**Your goal**
From the records, pick out and copy each line containing "using".

[Saved entries]
>> BEGIN
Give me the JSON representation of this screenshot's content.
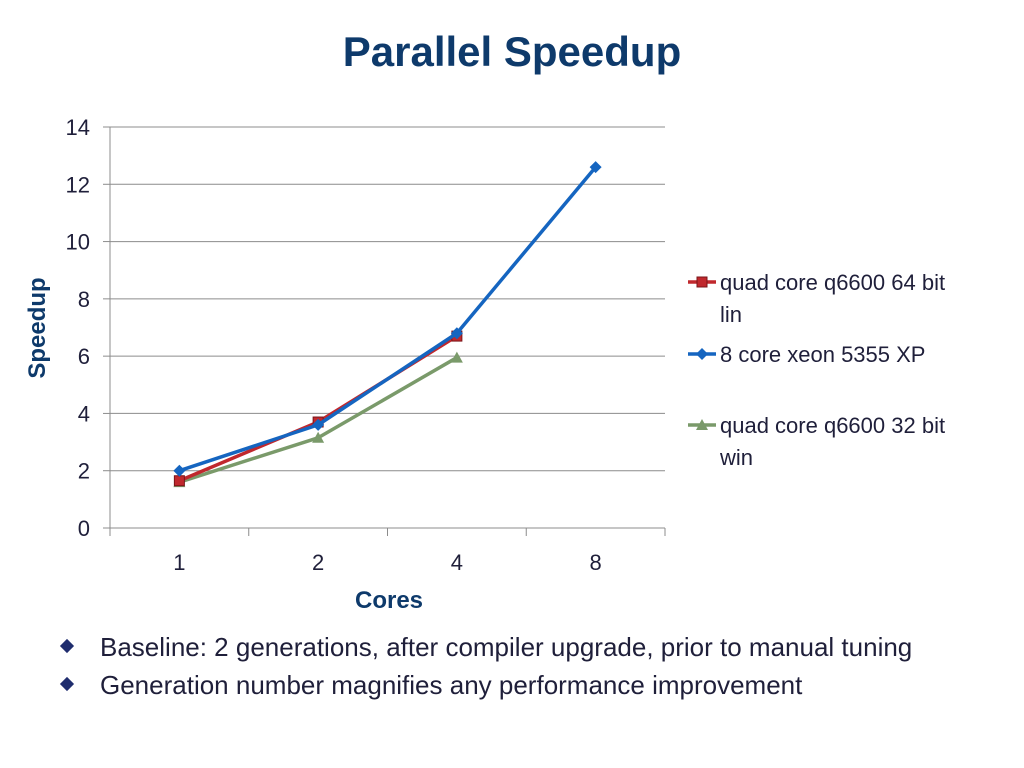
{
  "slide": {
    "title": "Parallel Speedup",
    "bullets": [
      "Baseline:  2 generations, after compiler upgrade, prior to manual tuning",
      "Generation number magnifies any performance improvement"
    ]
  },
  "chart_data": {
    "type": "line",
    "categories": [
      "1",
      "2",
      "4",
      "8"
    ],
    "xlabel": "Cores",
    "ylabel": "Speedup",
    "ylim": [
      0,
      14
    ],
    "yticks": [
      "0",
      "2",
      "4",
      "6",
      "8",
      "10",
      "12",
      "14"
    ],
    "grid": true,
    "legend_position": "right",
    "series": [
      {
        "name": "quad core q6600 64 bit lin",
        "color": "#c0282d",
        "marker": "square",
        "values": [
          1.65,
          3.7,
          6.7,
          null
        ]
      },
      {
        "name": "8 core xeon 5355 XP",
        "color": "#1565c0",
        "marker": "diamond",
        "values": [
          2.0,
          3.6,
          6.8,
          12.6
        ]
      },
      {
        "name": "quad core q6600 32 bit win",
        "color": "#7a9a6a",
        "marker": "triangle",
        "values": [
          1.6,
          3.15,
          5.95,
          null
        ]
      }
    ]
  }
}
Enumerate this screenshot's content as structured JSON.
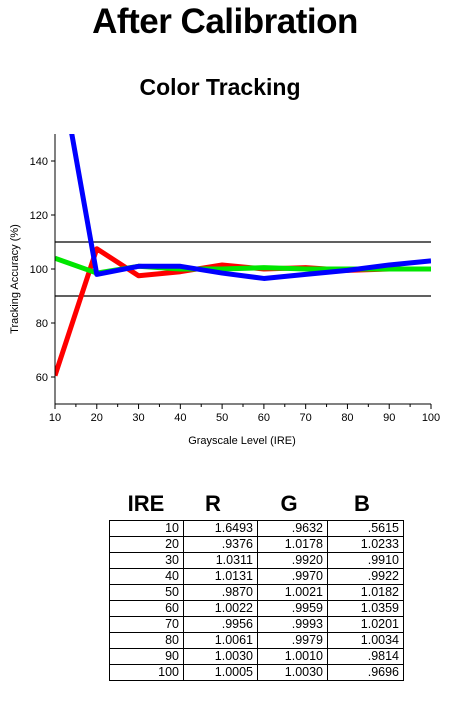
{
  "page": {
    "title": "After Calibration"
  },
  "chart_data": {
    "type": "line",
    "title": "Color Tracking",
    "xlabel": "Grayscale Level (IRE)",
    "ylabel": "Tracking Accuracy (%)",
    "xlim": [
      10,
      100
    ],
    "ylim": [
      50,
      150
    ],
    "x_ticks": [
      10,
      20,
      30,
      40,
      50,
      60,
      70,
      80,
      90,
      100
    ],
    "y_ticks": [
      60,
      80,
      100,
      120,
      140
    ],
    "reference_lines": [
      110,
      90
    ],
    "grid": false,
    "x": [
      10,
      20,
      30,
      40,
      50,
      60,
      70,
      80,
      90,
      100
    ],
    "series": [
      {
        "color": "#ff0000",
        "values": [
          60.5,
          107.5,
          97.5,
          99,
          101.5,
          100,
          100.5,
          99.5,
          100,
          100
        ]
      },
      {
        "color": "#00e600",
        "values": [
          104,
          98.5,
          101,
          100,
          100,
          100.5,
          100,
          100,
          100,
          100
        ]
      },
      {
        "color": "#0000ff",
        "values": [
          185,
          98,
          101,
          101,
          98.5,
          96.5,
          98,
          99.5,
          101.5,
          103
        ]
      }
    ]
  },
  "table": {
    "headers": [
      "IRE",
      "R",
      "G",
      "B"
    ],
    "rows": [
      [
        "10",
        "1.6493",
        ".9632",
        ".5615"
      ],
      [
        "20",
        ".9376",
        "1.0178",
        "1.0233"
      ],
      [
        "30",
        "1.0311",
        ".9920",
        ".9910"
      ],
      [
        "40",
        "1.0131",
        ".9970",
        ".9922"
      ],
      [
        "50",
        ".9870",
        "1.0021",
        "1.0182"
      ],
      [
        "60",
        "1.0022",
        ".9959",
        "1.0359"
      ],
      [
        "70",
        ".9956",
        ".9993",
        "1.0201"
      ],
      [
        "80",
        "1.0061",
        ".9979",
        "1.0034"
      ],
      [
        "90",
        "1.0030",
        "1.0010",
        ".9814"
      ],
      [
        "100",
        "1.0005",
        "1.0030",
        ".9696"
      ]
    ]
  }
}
>> END
>> BEGIN
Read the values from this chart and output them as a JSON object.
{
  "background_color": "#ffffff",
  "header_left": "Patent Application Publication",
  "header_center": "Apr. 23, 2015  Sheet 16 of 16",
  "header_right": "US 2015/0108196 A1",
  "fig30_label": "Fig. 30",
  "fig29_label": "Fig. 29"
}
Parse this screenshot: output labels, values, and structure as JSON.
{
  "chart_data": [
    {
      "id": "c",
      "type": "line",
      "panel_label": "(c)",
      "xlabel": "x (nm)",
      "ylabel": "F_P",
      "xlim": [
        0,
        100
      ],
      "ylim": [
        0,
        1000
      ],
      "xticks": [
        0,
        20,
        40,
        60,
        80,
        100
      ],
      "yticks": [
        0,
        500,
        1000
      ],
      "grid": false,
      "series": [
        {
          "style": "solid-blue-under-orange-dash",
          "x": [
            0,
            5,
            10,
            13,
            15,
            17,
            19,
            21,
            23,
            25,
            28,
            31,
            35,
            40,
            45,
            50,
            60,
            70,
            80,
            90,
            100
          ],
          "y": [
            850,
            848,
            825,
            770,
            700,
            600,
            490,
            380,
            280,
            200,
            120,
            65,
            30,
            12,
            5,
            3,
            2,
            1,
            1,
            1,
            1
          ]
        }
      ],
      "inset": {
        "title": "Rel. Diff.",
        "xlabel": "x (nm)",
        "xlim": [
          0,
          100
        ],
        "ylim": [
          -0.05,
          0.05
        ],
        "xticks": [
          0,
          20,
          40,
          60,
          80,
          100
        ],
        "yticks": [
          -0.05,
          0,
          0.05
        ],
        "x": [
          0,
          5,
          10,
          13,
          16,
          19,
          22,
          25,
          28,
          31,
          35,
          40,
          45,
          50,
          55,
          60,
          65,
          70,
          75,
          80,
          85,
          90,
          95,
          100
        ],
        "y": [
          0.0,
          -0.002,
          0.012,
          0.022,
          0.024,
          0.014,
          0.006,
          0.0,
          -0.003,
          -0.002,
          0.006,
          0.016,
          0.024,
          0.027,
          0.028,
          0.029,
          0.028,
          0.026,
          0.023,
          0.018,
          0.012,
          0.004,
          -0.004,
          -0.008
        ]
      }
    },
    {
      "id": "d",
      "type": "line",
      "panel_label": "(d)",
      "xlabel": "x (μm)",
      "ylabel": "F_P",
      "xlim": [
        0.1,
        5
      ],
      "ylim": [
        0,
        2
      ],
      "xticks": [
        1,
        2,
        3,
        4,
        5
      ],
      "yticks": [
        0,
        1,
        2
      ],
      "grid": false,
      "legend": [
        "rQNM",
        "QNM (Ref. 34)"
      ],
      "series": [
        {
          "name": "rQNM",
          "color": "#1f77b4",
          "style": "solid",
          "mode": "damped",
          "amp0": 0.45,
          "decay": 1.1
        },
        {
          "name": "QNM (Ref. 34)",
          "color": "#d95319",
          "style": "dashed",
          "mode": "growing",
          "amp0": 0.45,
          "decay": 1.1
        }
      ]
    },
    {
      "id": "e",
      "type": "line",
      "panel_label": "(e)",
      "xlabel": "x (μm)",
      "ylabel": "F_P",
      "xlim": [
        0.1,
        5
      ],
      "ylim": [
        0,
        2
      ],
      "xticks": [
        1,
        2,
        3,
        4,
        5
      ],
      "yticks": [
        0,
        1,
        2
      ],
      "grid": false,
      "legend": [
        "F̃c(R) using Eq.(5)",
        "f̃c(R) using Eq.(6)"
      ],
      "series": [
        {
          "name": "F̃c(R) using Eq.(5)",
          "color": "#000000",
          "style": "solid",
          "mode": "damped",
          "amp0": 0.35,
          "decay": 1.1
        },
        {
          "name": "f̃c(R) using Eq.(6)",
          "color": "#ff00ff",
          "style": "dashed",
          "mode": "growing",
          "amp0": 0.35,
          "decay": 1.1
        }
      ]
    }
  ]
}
>> END
**Response to this task**
        "F̃c(R) using Eq.(5)",
        "f̃c(R) using Eq.(6)"
          "name": "F̃c(R) using Eq.(5)",
          "name": "f̃c(R) using Eq.(6)",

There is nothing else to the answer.